■ Supplied material
********
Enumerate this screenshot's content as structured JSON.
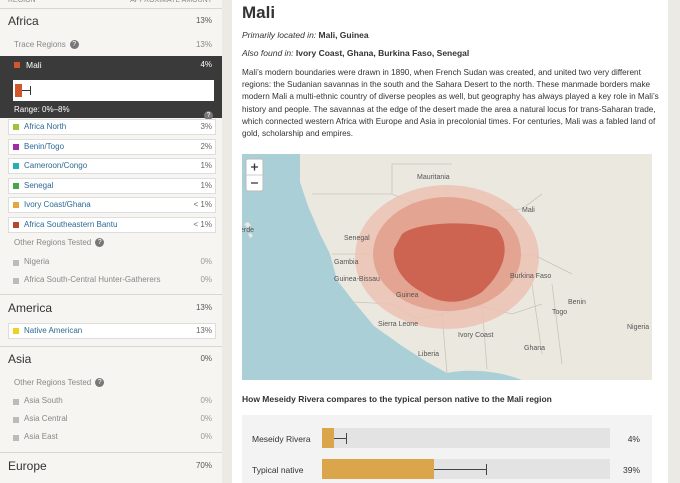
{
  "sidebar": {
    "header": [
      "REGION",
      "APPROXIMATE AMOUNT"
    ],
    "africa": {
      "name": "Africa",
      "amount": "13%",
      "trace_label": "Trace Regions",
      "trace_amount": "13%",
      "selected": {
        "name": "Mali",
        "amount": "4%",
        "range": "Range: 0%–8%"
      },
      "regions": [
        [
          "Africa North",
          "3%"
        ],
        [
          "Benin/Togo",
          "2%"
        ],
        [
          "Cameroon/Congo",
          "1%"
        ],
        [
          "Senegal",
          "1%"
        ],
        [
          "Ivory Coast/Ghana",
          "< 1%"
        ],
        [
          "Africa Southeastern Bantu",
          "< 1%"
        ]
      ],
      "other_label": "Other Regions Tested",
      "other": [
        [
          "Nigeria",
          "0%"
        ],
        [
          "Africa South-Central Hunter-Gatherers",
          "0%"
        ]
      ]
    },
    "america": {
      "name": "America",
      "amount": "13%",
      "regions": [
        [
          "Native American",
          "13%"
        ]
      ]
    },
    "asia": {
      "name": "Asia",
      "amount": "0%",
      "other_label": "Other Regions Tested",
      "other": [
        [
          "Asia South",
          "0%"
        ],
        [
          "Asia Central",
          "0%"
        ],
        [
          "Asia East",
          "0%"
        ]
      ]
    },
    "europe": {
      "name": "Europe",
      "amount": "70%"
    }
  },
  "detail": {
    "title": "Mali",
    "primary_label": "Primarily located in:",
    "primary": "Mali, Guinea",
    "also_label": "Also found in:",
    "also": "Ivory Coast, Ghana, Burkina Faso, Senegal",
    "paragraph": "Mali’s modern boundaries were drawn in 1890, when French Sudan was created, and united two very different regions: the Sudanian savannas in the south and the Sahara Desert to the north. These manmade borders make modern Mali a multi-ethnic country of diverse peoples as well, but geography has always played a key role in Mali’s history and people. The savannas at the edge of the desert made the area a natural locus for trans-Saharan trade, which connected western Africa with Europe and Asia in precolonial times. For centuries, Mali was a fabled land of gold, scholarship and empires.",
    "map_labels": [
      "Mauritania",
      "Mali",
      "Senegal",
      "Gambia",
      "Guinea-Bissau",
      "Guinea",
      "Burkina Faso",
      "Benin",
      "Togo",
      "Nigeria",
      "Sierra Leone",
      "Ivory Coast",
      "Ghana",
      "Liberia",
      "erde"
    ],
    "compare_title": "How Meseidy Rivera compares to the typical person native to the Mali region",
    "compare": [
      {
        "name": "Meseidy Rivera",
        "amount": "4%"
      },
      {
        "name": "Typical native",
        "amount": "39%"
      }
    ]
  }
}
********
■ Written instruction
Reproduce the records, all of them, word for word; omit the pictures.

■ The result
Enumerate this screenshot's content as structured JSON.
{
  "sidebar": {
    "header": [
      "REGION",
      "APPROXIMATE AMOUNT"
    ],
    "africa": {
      "name": "Africa",
      "amount": "13%",
      "trace_label": "Trace Regions",
      "trace_amount": "13%",
      "selected": {
        "name": "Mali",
        "amount": "4%",
        "range": "Range: 0%–8%"
      },
      "regions": [
        [
          "Africa North",
          "3%"
        ],
        [
          "Benin/Togo",
          "2%"
        ],
        [
          "Cameroon/Congo",
          "1%"
        ],
        [
          "Senegal",
          "1%"
        ],
        [
          "Ivory Coast/Ghana",
          "< 1%"
        ],
        [
          "Africa Southeastern Bantu",
          "< 1%"
        ]
      ],
      "other_label": "Other Regions Tested",
      "other": [
        [
          "Nigeria",
          "0%"
        ],
        [
          "Africa South-Central Hunter-Gatherers",
          "0%"
        ]
      ]
    },
    "america": {
      "name": "America",
      "amount": "13%",
      "regions": [
        [
          "Native American",
          "13%"
        ]
      ]
    },
    "asia": {
      "name": "Asia",
      "amount": "0%",
      "other_label": "Other Regions Tested",
      "other": [
        [
          "Asia South",
          "0%"
        ],
        [
          "Asia Central",
          "0%"
        ],
        [
          "Asia East",
          "0%"
        ]
      ]
    },
    "europe": {
      "name": "Europe",
      "amount": "70%"
    }
  },
  "detail": {
    "title": "Mali",
    "primary_label": "Primarily located in:",
    "primary": "Mali, Guinea",
    "also_label": "Also found in:",
    "also": "Ivory Coast, Ghana, Burkina Faso, Senegal",
    "paragraph": "Mali’s modern boundaries were drawn in 1890, when French Sudan was created, and united two very different regions: the Sudanian savannas in the south and the Sahara Desert to the north. These manmade borders make modern Mali a multi-ethnic country of diverse peoples as well, but geography has always played a key role in Mali’s history and people. The savannas at the edge of the desert made the area a natural locus for trans-Saharan trade, which connected western Africa with Europe and Asia in precolonial times. For centuries, Mali was a fabled land of gold, scholarship and empires.",
    "map_labels": [
      "Mauritania",
      "Mali",
      "Senegal",
      "Gambia",
      "Guinea-Bissau",
      "Guinea",
      "Burkina Faso",
      "Benin",
      "Togo",
      "Nigeria",
      "Sierra Leone",
      "Ivory Coast",
      "Ghana",
      "Liberia",
      "erde"
    ],
    "compare_title": "How Meseidy Rivera compares to the typical person native to the Mali region",
    "compare": [
      {
        "name": "Meseidy Rivera",
        "amount": "4%"
      },
      {
        "name": "Typical native",
        "amount": "39%"
      }
    ]
  }
}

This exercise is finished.